Dataset entries:
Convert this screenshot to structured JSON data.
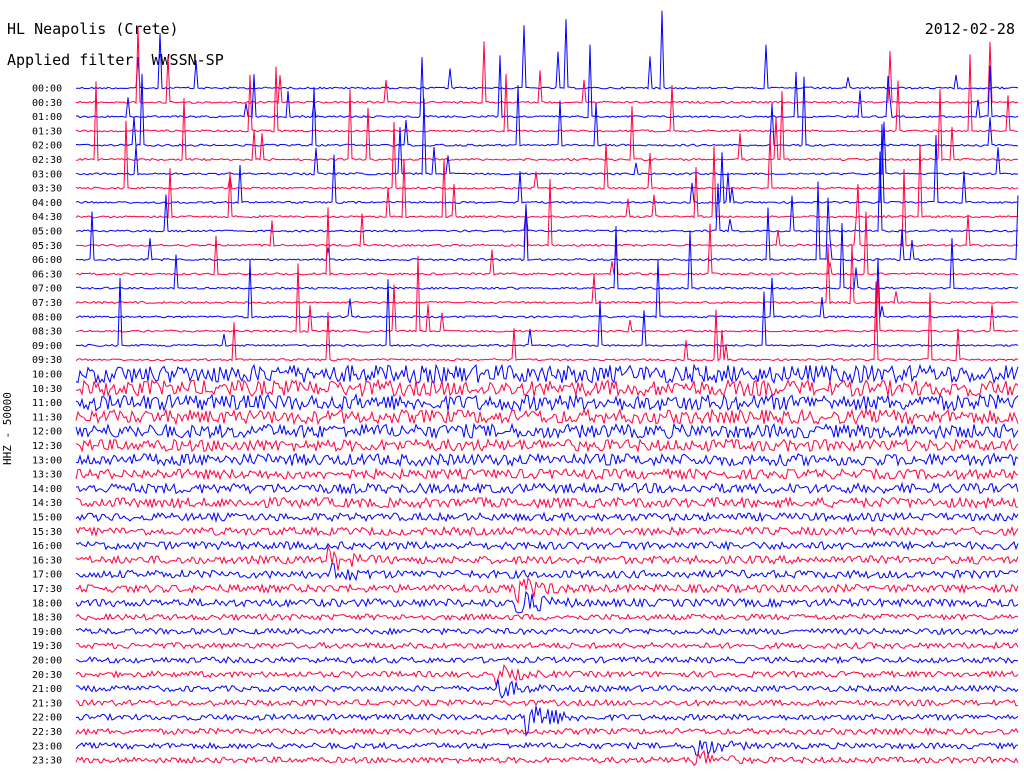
{
  "header": {
    "station": "HL Neapolis (Crete)",
    "date": "2012-02-28",
    "filter": "Applied filter: WWSSN-SP"
  },
  "chart_data": {
    "type": "line",
    "title": "HL Neapolis (Crete)",
    "subtitle": "Applied filter: WWSSN-SP",
    "date": "2012-02-28",
    "ylabel": "HHZ - 50000",
    "xlabel": "",
    "grid": false,
    "legend": "none",
    "colors": [
      "#0000ff",
      "#ff0040"
    ],
    "y_tick_labels": [
      "00:00",
      "00:30",
      "01:00",
      "01:30",
      "02:00",
      "02:30",
      "03:00",
      "03:30",
      "04:00",
      "04:30",
      "05:00",
      "05:30",
      "06:00",
      "06:30",
      "07:00",
      "07:30",
      "08:00",
      "08:30",
      "09:00",
      "09:30",
      "10:00",
      "10:30",
      "11:00",
      "11:30",
      "12:00",
      "12:30",
      "13:00",
      "13:30",
      "14:00",
      "14:30",
      "15:00",
      "15:30",
      "16:00",
      "16:30",
      "17:00",
      "17:30",
      "18:00",
      "18:30",
      "19:00",
      "19:30",
      "20:00",
      "20:30",
      "21:00",
      "21:30",
      "22:00",
      "22:30",
      "23:00",
      "23:30"
    ],
    "row_noise_level": [
      1,
      1,
      1,
      1,
      1,
      1,
      1,
      1,
      1,
      1,
      1,
      1,
      1,
      1,
      1,
      1,
      1,
      1,
      1,
      1,
      9,
      8,
      8,
      7,
      7,
      6,
      6,
      5,
      5,
      5,
      4,
      4,
      4,
      4,
      4,
      4,
      4,
      3,
      3,
      3,
      3,
      3,
      3,
      3,
      3,
      3,
      3,
      3
    ],
    "events": [
      {
        "row": 33,
        "x_fraction": 0.27,
        "amplitude": 10
      },
      {
        "row": 34,
        "x_fraction": 0.27,
        "amplitude": 9
      },
      {
        "row": 35,
        "x_fraction": 0.47,
        "amplitude": 12
      },
      {
        "row": 36,
        "x_fraction": 0.47,
        "amplitude": 14
      },
      {
        "row": 41,
        "x_fraction": 0.45,
        "amplitude": 8
      },
      {
        "row": 42,
        "x_fraction": 0.45,
        "amplitude": 9
      },
      {
        "row": 44,
        "x_fraction": 0.48,
        "amplitude": 25
      },
      {
        "row": 46,
        "x_fraction": 0.66,
        "amplitude": 12
      },
      {
        "row": 47,
        "x_fraction": 0.66,
        "amplitude": 10
      }
    ]
  }
}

Task goal: All lines that include "Neapolis" are to be gathered and copied.

Result of the exercise:
    "station": "HL Neapolis (Crete)",
    "title": "HL Neapolis (Crete)",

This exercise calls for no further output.